--- TASK PROMPT ---
Each entry that follows must be output without any deviation.

### EXTRACTED ENTRIES

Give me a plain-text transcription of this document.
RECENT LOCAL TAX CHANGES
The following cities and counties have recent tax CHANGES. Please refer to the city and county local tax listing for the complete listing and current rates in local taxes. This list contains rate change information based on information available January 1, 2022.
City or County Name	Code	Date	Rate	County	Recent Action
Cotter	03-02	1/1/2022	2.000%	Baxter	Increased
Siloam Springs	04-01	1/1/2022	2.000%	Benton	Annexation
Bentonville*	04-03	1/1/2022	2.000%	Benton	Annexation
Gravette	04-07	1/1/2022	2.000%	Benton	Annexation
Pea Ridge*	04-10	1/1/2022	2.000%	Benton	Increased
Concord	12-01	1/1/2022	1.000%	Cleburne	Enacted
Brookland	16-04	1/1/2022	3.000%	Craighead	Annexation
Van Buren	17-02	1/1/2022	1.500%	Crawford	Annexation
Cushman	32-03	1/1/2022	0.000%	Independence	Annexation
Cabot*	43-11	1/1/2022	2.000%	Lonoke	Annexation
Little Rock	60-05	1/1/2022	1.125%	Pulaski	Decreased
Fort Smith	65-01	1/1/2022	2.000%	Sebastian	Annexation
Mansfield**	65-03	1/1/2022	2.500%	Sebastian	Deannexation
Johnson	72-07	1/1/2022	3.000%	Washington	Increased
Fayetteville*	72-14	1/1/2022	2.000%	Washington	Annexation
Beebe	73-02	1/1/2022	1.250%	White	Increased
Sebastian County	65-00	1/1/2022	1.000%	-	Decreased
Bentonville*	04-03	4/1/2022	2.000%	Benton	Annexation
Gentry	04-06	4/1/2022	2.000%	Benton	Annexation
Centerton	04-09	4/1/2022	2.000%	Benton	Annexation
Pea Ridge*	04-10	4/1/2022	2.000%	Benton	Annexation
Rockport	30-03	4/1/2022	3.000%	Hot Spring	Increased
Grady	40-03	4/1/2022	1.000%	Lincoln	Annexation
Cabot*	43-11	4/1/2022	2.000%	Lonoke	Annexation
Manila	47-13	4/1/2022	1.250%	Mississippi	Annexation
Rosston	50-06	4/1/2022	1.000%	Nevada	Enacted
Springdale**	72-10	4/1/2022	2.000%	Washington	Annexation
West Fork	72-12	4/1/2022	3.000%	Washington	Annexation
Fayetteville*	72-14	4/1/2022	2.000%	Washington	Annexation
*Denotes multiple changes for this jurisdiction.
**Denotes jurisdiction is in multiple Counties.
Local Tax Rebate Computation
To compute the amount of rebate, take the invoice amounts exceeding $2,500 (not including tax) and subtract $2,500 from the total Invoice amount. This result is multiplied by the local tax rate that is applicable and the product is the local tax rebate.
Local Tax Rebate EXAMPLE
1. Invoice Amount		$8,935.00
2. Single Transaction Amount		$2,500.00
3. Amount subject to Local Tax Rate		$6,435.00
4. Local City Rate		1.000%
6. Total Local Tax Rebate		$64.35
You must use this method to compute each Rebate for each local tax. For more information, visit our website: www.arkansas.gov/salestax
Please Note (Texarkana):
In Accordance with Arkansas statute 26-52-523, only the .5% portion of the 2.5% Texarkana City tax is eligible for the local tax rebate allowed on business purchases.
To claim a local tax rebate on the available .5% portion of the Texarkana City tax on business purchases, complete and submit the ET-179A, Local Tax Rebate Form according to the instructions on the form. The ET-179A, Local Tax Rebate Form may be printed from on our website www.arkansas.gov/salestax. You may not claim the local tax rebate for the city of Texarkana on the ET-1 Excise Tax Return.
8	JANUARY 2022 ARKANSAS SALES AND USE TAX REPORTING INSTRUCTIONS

######

--- SOLUTION FOR THIS TASK ---
Give me a plain-text transcription of this document.
RECENT LOCAL TAX CHANGES
The following cities and counties have recent tax CHANGES. Please refer to the city and county local tax listing for the complete listing and current rates in local taxes. This list contains rate change information based on information available January 1, 2022.
City or County Name	Code	Date	Rate	County	Recent Action
Cotter	03-02	1/1/2022	2.000%	Baxter	Increased
Siloam Springs	04-01	1/1/2022	2.000%	Benton	Annexation
Bentonville*	04-03	1/1/2022	2.000%	Benton	Annexation
Gravette	04-07	1/1/2022	2.000%	Benton	Annexation
Pea Ridge*	04-10	1/1/2022	2.000%	Benton	Increased
Concord	12-01	1/1/2022	1.000%	Cleburne	Enacted
Brookland	16-04	1/1/2022	3.000%	Craighead	Annexation
Van Buren	17-02	1/1/2022	1.500%	Crawford	Annexation
Cushman	32-03	1/1/2022	0.000%	Independence	Annexation
Cabot*	43-11	1/1/2022	2.000%	Lonoke	Annexation
Little Rock	60-05	1/1/2022	1.125%	Pulaski	Decreased
Fort Smith	65-01	1/1/2022	2.000%	Sebastian	Annexation
Mansfield**	65-03	1/1/2022	2.500%	Sebastian	Deannexation
Johnson	72-07	1/1/2022	3.000%	Washington	Increased
Fayetteville*	72-14	1/1/2022	2.000%	Washington	Annexation
Beebe	73-02	1/1/2022	1.250%	White	Increased
Sebastian County	65-00	1/1/2022	1.000%	-	Decreased
Bentonville*	04-03	4/1/2022	2.000%	Benton	Annexation
Gentry	04-06	4/1/2022	2.000%	Benton	Annexation
Centerton	04-09	4/1/2022	2.000%	Benton	Annexation
Pea Ridge*	04-10	4/1/2022	2.000%	Benton	Annexation
Rockport	30-03	4/1/2022	3.000%	Hot Spring	Increased
Grady	40-03	4/1/2022	1.000%	Lincoln	Annexation
Cabot*	43-11	4/1/2022	2.000%	Lonoke	Annexation
Manila	47-13	4/1/2022	1.250%	Mississippi	Annexation
Rosston	50-06	4/1/2022	1.000%	Nevada	Enacted
Springdale**	72-10	4/1/2022	2.000%	Washington	Annexation
West Fork	72-12	4/1/2022	3.000%	Washington	Annexation
Fayetteville*	72-14	4/1/2022	2.000%	Washington	Annexation
*Denotes multiple changes for this jurisdiction.
**Denotes jurisdiction is in multiple Counties.
Local Tax Rebate Computation
To compute the amount of rebate, take the invoice amounts exceeding $2,500 (not including tax) and subtract $2,500 from the total Invoice amount. This result is multiplied by the local tax rate that is applicable and the product is the local tax rebate.
Local Tax Rebate EXAMPLE
1. Invoice Amount		$8,935.00
2. Single Transaction Amount		$2,500.00
3. Amount subject to Local Tax Rate		$6,435.00
4. Local City Rate		1.000%
6. Total Local Tax Rebate		$64.35
You must use this method to compute each Rebate for each local tax. For more information, visit our website: www.arkansas.gov/salestax
Please Note (Texarkana):
In Accordance with Arkansas statute 26-52-523, only the .5% portion of the 2.5% Texarkana City tax is eligible for the local tax rebate allowed on business purchases.
To claim a local tax rebate on the available .5% portion of the Texarkana City tax on business purchases, complete and submit the ET-179A, Local Tax Rebate Form according to the instructions on the form. The ET-179A, Local Tax Rebate Form may be printed from on our website www.arkansas.gov/salestax. You may not claim the local tax rebate for the city of Texarkana on the ET-1 Excise Tax Return.
8	JANUARY 2022 ARKANSAS SALES AND USE TAX REPORTING INSTRUCTIONS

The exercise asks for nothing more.